=== ENTRIES PROVIDED ===

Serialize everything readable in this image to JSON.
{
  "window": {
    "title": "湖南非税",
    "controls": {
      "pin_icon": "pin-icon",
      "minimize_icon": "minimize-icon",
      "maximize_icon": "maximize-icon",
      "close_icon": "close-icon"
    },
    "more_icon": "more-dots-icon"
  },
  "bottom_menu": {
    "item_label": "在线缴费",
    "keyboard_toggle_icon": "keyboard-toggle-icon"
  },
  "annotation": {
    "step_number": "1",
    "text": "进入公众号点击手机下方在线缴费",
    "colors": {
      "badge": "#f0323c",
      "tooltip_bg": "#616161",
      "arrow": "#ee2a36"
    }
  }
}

===

### STATED TASK
Above are the records; retype every one exactly.

### PROBLEM SOLUTION
Serialize everything readable in this image to JSON.
{
  "window": {
    "title": "湖南非税",
    "controls": {
      "pin_icon": "pin-icon",
      "minimize_icon": "minimize-icon",
      "maximize_icon": "maximize-icon",
      "close_icon": "close-icon"
    },
    "more_icon": "more-dots-icon"
  },
  "bottom_menu": {
    "item_label": "在线缴费",
    "keyboard_toggle_icon": "keyboard-toggle-icon"
  },
  "annotation": {
    "step_number": "1",
    "text": "进入公众号点击手机下方在线缴费",
    "colors": {
      "badge": "#f0323c",
      "tooltip_bg": "#616161",
      "arrow": "#ee2a36"
    }
  }
}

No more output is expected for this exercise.